Source records
════════════════════
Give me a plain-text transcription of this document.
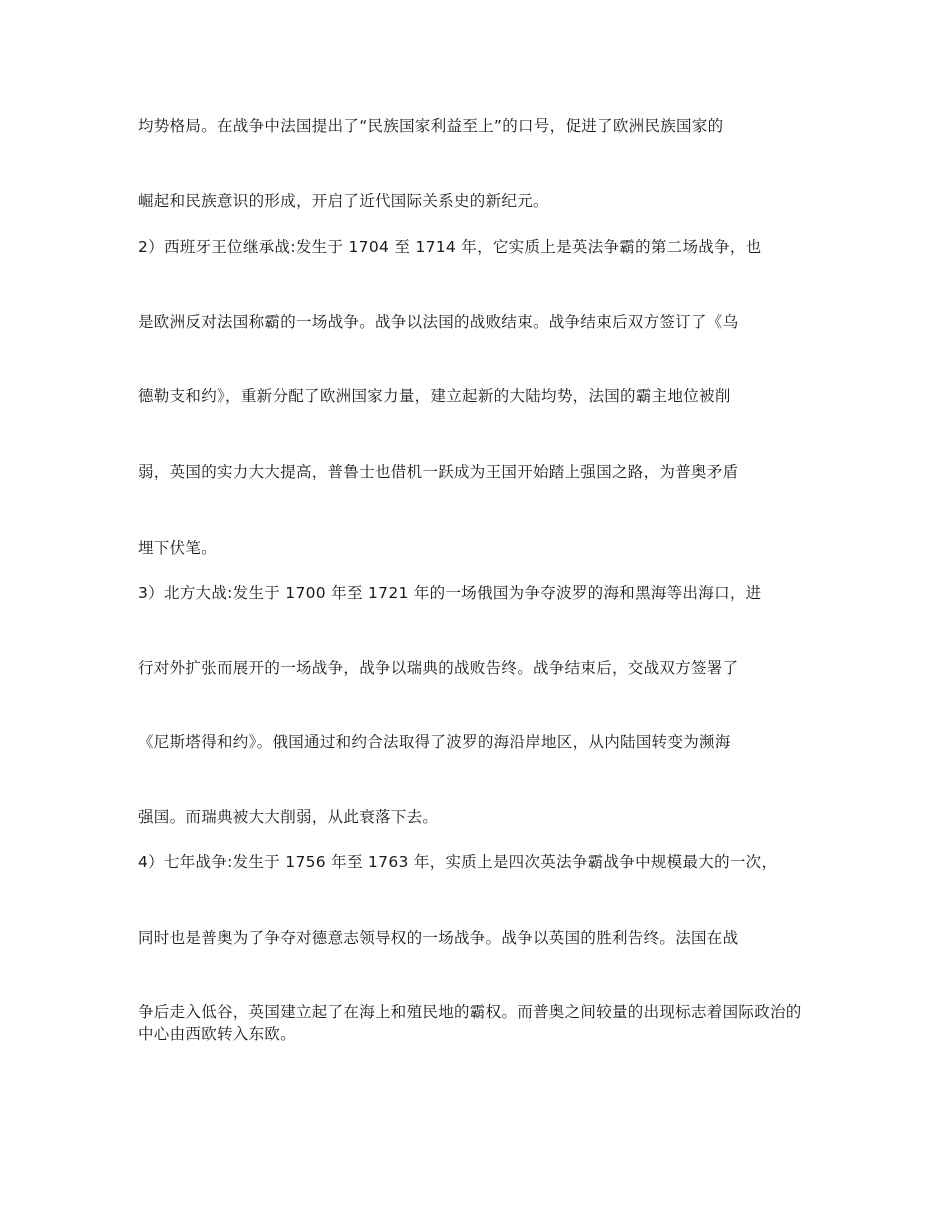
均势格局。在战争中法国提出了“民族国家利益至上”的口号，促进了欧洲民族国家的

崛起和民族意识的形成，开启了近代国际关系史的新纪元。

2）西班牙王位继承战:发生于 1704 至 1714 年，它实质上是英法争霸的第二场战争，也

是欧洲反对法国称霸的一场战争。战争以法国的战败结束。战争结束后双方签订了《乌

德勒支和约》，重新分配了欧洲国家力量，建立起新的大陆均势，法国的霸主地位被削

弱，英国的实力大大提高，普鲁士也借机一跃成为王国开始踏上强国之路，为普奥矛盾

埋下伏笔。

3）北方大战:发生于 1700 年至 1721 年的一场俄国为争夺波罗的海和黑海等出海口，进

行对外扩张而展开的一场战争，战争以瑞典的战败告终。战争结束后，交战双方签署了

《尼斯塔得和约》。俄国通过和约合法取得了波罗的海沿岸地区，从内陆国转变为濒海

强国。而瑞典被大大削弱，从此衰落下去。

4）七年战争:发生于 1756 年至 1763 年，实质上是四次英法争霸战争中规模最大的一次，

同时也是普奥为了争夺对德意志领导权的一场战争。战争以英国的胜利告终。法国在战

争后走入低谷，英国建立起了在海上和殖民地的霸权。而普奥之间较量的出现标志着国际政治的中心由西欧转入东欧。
════════════════════
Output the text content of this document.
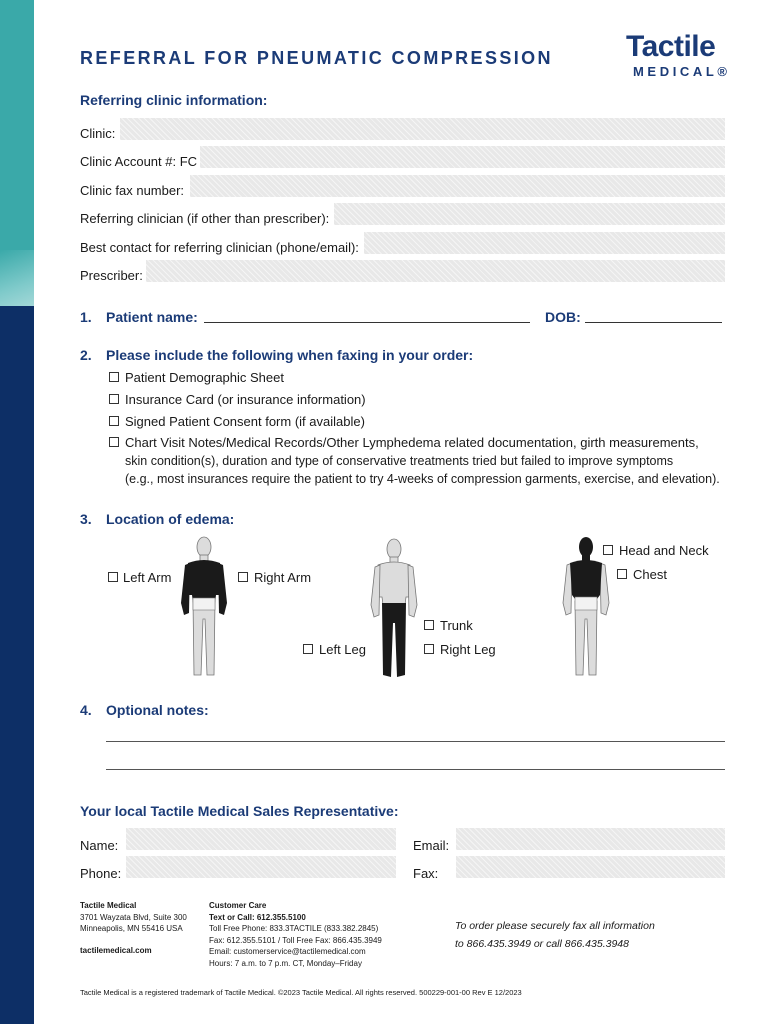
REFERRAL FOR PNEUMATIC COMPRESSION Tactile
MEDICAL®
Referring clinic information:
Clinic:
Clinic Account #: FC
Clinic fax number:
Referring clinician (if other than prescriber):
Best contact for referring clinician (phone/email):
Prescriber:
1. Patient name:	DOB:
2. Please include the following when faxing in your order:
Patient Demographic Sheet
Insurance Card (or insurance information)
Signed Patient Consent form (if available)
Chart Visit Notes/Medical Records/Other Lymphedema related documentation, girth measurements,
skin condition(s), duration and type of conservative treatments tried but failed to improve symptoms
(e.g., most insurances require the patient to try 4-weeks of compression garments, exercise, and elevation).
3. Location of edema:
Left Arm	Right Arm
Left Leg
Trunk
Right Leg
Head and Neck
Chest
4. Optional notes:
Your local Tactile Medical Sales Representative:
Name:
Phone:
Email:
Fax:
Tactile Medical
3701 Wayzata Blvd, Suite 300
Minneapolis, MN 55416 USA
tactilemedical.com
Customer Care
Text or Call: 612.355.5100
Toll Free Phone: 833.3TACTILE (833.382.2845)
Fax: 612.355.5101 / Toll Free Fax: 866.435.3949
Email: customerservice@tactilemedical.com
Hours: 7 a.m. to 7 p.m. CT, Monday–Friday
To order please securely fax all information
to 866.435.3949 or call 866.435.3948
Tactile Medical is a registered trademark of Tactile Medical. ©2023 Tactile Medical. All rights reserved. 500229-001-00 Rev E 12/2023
════════════════════
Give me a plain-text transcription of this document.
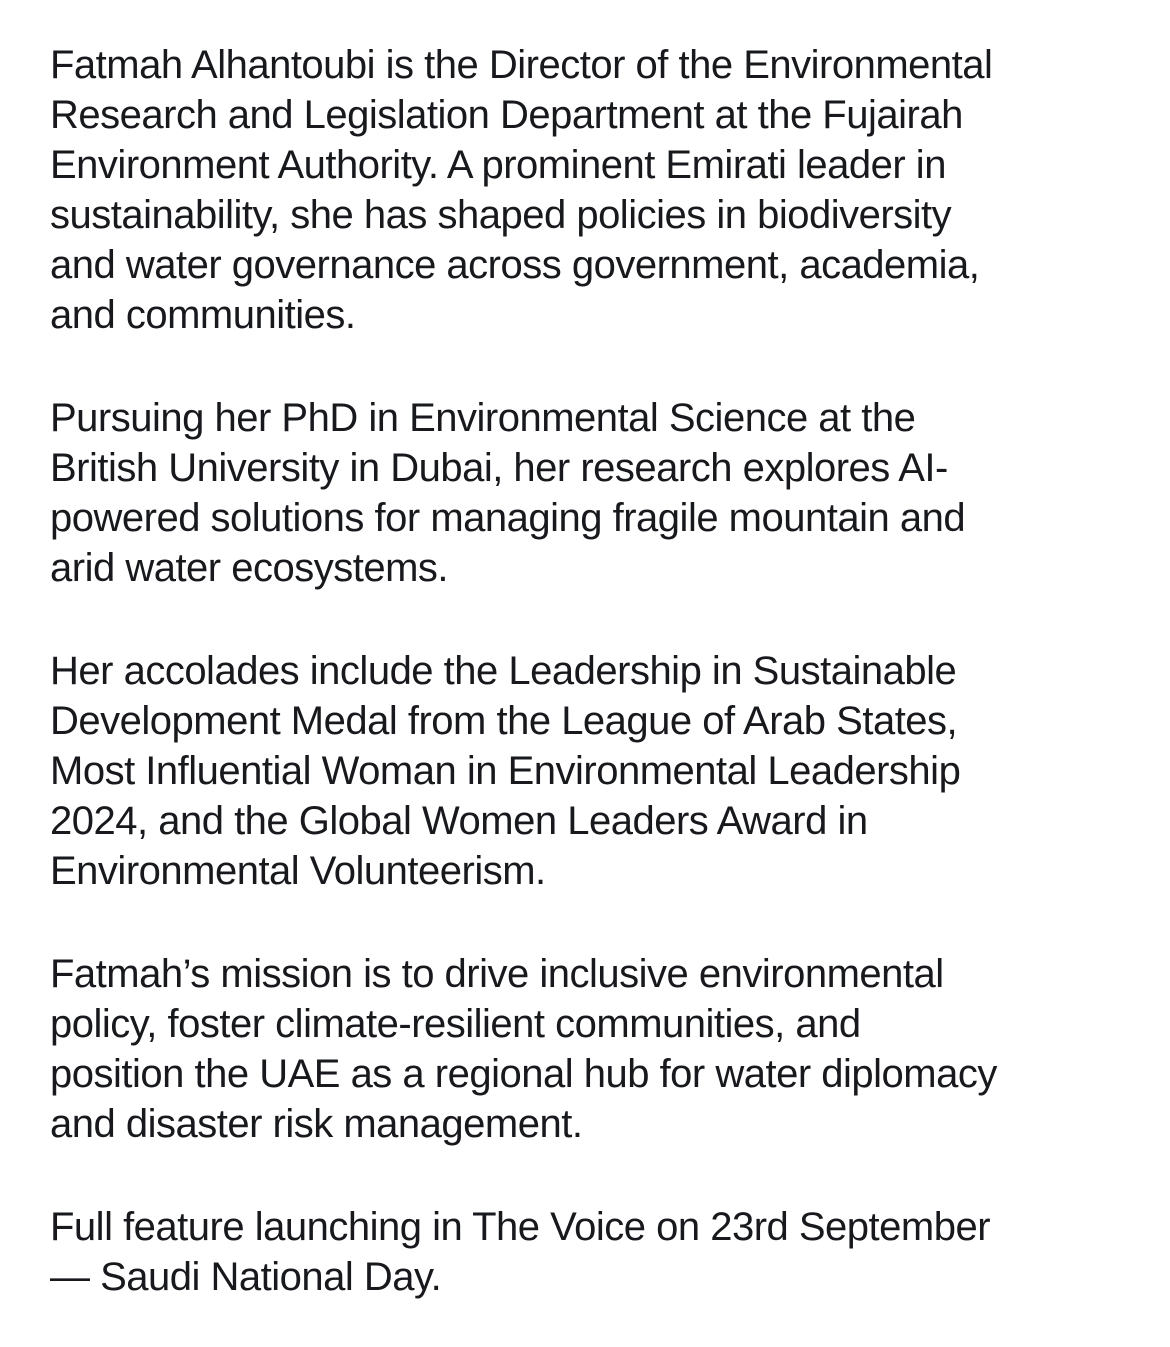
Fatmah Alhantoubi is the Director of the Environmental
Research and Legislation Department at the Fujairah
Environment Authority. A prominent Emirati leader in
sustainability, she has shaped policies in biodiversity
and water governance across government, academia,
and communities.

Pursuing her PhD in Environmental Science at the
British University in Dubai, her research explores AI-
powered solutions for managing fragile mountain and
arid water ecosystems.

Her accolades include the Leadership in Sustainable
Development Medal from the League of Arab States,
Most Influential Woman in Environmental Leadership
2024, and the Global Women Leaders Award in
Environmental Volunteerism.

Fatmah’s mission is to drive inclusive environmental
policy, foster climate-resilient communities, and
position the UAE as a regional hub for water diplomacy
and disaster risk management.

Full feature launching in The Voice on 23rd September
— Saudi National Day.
════════════════════
What is the number of lines in the data that hold the word "Toll"? Reply with that number and nothing else.

Solution to the problem
2